- [Stated goal]: Copy every line of the data that includes the string "emoji".
>> Start Records supplied
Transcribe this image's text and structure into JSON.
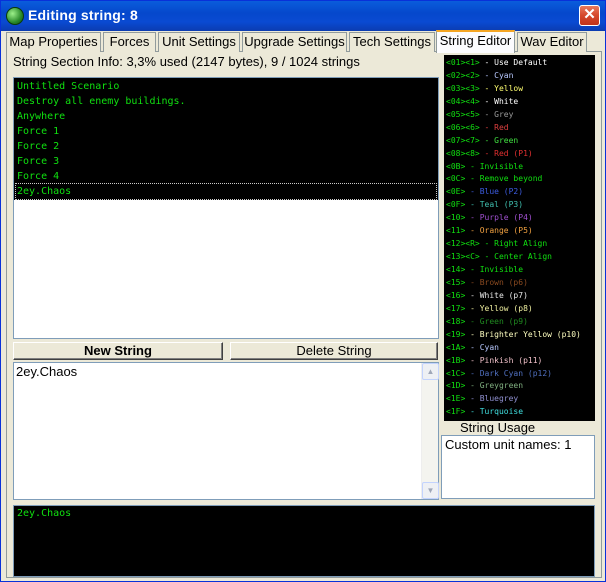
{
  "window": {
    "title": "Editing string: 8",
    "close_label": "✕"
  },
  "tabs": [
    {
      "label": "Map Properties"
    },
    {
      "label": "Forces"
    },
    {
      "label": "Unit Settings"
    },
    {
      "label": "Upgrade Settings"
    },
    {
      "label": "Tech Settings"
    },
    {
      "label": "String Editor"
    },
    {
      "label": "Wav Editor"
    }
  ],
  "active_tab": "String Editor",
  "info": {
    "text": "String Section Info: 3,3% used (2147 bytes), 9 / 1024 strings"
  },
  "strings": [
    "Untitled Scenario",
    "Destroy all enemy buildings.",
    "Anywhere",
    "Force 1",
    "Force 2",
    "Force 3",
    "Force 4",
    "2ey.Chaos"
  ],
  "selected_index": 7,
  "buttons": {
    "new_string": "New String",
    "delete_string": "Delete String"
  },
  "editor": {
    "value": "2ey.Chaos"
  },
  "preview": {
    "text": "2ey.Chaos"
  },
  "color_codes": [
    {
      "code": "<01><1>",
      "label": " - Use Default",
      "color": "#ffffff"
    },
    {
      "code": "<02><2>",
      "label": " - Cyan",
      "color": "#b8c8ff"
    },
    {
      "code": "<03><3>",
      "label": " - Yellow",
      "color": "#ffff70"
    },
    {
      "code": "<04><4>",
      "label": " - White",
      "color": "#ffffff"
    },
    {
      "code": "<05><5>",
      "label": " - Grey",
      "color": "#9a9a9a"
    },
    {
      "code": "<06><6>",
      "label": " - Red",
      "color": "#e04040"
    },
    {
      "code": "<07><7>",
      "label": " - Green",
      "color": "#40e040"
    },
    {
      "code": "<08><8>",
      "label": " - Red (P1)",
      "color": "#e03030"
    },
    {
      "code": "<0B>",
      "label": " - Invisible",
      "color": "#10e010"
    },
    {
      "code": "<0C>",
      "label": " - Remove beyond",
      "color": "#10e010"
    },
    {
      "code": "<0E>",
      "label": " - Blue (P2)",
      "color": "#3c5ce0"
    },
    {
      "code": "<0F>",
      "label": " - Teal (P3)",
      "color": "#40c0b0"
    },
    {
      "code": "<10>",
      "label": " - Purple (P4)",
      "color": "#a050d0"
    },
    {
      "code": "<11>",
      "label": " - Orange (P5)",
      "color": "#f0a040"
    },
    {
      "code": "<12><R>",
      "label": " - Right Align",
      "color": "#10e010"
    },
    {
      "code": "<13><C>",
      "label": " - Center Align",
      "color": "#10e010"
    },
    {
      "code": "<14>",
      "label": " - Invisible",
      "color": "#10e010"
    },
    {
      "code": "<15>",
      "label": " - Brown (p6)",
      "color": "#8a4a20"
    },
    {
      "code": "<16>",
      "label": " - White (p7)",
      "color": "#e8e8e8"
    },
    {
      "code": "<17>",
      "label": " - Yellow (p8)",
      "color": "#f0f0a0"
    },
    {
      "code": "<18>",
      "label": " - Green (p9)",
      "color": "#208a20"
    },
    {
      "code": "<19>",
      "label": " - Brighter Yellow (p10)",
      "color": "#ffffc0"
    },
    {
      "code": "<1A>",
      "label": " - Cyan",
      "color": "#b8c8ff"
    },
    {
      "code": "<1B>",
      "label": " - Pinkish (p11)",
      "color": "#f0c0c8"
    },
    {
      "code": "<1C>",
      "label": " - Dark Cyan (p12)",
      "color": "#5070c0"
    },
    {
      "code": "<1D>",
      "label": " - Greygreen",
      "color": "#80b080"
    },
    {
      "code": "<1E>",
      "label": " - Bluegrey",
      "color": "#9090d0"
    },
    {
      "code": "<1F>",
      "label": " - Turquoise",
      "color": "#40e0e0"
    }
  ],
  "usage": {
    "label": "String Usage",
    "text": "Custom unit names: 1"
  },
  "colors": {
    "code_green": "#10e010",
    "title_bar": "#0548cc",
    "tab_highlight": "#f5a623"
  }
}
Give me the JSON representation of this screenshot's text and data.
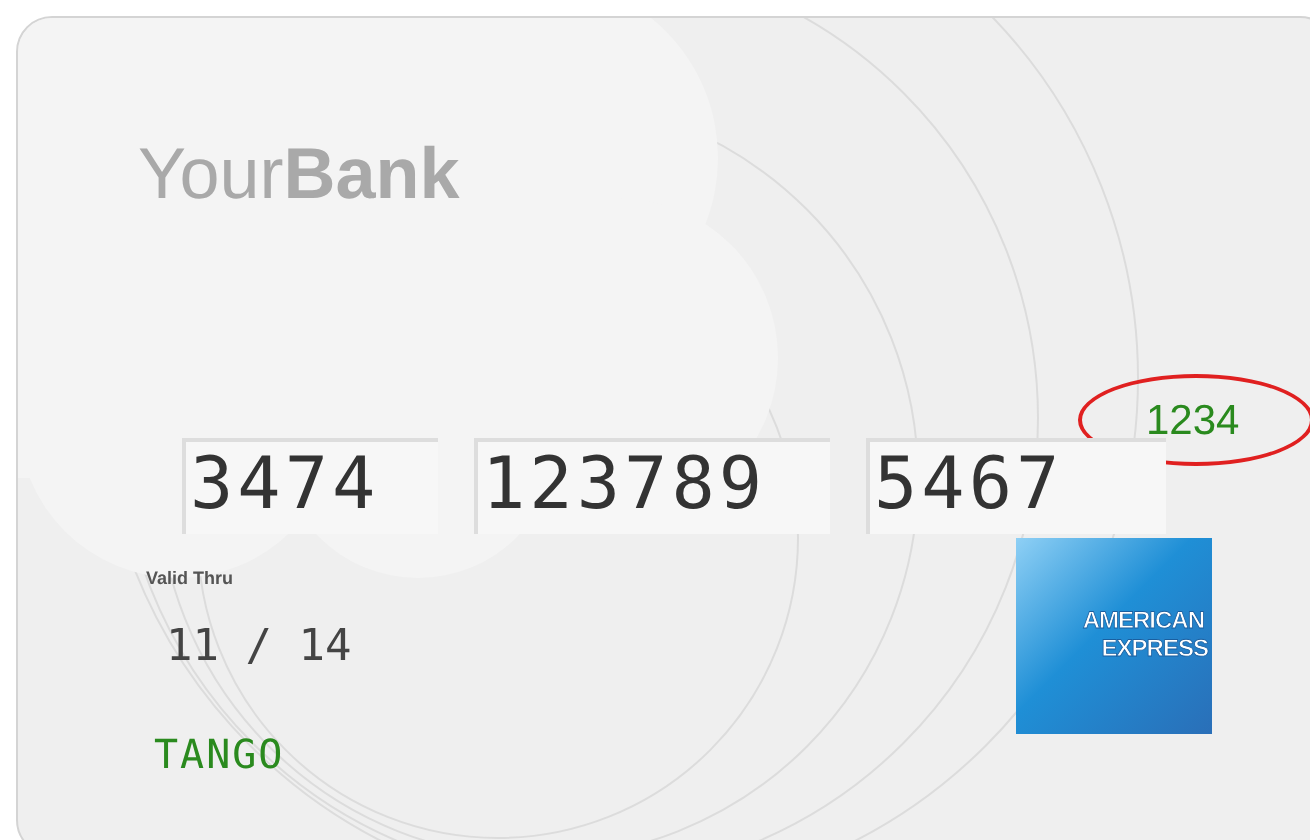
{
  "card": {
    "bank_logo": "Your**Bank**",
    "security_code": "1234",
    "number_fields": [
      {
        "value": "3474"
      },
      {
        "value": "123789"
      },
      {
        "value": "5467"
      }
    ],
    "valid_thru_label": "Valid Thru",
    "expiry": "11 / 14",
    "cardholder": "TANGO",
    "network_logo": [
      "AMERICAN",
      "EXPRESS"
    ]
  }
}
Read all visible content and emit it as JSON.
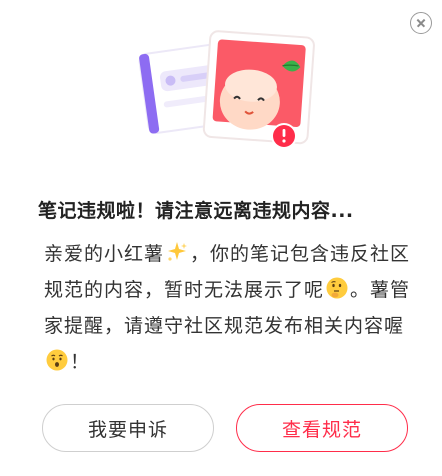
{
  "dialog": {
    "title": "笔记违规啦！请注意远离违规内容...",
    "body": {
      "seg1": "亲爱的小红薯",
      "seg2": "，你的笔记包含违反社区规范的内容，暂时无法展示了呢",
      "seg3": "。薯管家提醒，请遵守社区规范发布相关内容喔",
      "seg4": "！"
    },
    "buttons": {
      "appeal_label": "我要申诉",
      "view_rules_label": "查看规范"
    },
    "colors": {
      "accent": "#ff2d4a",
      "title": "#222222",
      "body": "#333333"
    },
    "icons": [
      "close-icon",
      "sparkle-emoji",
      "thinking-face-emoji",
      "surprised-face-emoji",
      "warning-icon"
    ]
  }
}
>> End Records supplied
- [Expected answer]:
      "sparkle-emoji",
      "thinking-face-emoji",
      "surprised-face-emoji",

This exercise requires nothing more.